● **Description of the task**: Each line below should be reproduced without any alteration.

● **Available data**:
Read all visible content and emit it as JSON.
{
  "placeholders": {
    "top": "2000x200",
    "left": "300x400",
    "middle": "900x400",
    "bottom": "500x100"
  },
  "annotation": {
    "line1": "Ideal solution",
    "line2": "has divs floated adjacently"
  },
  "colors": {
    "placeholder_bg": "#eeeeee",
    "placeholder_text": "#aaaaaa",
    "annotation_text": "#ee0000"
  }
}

● **Complete output**:
Read all visible content and emit it as JSON.
{
  "placeholders": {
    "top": "2000x200",
    "left": "300x400",
    "middle": "900x400",
    "bottom": "500x100"
  },
  "annotation": {
    "line1": "Ideal solution",
    "line2": "has divs floated adjacently"
  },
  "colors": {
    "placeholder_bg": "#eeeeee",
    "placeholder_text": "#aaaaaa",
    "annotation_text": "#ee0000"
  }
}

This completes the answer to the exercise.